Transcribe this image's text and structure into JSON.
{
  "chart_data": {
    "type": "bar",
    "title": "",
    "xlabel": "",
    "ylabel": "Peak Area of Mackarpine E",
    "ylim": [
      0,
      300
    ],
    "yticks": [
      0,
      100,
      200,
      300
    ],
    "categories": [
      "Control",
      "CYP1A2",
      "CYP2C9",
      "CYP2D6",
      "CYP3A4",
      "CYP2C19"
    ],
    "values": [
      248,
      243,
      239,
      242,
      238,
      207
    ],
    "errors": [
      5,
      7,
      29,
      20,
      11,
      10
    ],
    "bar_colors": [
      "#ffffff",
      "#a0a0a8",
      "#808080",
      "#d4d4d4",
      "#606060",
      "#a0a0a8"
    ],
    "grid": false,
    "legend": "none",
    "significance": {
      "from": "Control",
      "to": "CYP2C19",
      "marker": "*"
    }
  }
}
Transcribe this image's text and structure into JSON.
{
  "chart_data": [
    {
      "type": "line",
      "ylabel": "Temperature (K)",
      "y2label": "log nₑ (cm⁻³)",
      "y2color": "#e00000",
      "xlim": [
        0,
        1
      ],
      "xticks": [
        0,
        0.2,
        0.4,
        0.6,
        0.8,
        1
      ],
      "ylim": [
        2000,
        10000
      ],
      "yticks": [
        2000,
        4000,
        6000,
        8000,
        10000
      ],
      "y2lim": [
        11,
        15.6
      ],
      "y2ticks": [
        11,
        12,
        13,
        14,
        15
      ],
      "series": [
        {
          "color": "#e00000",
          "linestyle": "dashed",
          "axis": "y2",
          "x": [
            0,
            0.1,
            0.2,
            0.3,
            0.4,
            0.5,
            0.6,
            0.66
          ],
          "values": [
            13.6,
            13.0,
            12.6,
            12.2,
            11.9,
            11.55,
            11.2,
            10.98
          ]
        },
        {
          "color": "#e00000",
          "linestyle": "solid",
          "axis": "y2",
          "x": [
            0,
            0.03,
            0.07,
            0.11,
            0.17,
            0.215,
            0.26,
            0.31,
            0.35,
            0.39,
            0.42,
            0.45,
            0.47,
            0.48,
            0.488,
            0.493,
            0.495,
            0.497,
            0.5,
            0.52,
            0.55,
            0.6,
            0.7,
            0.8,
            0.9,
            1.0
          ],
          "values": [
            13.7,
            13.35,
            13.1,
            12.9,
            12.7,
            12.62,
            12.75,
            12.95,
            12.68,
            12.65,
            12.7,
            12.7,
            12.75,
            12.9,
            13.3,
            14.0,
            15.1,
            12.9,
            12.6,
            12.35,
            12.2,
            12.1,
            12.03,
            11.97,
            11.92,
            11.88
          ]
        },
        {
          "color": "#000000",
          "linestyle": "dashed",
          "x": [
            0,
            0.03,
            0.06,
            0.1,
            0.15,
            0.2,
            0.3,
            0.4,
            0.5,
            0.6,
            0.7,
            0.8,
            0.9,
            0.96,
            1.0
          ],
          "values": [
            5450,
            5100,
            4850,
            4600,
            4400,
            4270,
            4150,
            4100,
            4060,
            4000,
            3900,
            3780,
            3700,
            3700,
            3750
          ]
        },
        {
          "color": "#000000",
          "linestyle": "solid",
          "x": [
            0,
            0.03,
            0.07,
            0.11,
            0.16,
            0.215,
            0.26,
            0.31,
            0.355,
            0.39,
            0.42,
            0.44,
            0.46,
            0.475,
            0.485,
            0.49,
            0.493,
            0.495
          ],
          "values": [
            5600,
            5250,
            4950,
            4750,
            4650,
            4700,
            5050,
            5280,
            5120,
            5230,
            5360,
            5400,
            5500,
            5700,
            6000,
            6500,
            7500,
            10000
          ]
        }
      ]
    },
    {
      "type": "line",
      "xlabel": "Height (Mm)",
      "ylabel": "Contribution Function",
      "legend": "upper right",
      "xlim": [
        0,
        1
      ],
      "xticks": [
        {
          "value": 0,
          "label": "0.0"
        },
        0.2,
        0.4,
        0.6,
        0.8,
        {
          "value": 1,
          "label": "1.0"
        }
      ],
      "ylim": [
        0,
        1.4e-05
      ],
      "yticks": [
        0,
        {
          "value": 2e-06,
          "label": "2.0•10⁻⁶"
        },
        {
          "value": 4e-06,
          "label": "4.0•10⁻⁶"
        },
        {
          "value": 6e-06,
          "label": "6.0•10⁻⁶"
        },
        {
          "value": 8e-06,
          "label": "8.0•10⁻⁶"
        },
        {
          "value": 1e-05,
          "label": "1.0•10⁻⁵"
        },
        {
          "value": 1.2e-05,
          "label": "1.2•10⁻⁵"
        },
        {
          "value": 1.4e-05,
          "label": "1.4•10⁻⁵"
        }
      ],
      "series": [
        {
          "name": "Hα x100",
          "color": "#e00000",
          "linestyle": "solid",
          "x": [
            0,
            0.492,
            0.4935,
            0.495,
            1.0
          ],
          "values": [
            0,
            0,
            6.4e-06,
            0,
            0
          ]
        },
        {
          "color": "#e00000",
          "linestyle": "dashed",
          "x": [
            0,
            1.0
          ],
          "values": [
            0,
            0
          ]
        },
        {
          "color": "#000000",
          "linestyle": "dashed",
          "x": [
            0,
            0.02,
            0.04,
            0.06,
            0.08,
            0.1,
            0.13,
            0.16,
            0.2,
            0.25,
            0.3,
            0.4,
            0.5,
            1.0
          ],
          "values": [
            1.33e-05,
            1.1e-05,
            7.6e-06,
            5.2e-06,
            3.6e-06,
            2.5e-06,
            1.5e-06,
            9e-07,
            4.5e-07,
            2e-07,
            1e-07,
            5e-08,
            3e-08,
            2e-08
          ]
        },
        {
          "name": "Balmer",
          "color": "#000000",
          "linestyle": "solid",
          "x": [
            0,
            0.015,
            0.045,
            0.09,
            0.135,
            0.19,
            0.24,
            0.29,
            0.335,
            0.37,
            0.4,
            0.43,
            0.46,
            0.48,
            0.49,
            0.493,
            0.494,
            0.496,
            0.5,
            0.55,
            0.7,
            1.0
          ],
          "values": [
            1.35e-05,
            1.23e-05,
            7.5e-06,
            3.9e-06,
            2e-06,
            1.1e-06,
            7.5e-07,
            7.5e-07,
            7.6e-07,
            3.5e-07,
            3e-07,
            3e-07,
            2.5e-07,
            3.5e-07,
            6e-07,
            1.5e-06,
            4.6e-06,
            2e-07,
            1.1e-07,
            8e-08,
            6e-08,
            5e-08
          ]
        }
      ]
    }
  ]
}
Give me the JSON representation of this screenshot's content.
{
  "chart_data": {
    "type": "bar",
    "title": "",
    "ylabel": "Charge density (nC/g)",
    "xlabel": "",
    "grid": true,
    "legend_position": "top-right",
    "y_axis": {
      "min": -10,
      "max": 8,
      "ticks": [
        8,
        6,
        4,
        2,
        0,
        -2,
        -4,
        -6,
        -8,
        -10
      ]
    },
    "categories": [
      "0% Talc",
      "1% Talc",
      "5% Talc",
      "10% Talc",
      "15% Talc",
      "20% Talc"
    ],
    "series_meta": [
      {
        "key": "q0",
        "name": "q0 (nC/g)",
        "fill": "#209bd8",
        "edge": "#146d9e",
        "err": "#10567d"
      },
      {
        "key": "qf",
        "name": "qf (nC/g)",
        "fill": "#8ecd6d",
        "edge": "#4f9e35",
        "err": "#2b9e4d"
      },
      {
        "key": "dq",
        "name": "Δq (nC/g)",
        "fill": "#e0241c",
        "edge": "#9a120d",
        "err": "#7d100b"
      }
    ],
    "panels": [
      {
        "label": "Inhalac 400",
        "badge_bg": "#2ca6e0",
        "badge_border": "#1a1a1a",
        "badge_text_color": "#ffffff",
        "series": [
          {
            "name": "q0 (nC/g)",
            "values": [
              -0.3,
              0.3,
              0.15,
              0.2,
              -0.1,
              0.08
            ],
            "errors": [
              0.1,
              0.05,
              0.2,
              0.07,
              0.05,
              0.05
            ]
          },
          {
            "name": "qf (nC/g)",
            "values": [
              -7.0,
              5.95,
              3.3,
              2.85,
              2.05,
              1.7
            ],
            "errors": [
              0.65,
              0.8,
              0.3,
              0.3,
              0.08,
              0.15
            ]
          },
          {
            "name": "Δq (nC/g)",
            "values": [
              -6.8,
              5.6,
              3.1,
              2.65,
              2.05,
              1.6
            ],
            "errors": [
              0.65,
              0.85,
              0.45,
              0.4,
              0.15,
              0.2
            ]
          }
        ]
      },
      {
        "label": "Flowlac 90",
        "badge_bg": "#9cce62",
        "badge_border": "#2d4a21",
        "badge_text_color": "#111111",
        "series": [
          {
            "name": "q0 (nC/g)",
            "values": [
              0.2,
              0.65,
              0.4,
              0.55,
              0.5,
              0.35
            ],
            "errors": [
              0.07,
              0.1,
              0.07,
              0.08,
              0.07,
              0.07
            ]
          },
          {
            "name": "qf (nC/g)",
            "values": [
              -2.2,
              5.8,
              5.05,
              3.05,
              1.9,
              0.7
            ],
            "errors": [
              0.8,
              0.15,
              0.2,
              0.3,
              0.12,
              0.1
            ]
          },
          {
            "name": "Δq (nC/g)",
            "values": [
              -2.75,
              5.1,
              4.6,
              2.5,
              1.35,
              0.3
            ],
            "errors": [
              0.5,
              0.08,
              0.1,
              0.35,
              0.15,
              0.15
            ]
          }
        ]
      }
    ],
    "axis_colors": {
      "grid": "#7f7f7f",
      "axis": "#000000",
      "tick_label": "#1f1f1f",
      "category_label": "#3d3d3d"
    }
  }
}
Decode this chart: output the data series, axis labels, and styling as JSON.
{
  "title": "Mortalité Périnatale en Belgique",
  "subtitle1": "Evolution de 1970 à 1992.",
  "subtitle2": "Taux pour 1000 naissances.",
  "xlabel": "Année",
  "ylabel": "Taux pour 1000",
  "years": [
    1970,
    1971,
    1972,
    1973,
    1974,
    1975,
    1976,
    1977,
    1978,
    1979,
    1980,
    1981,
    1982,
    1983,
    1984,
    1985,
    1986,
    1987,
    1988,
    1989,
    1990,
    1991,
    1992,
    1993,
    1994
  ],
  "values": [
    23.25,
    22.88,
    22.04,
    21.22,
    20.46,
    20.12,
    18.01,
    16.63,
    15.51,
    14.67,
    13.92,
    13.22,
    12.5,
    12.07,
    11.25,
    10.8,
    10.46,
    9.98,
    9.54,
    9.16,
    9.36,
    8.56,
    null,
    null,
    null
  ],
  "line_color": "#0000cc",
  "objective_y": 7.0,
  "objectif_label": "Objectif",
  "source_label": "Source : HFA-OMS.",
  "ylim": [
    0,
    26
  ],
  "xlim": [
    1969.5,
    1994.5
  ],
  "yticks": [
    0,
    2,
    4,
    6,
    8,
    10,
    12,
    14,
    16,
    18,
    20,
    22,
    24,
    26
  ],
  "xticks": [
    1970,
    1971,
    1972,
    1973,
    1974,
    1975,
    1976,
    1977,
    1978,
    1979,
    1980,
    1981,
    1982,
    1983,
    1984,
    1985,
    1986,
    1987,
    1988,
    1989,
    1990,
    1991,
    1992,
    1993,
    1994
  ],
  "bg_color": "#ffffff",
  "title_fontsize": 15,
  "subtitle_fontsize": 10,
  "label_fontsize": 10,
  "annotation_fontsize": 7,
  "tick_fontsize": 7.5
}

:::

> _INSTRUCTIONS TO FOLLOW_: From the records above, pull out each line that has "ffffff".

> _EXPECTED OUTPUT_:
      "#ffffff",
        "badge_text_color": "#ffffff",
  "bg_color": "#ffffff",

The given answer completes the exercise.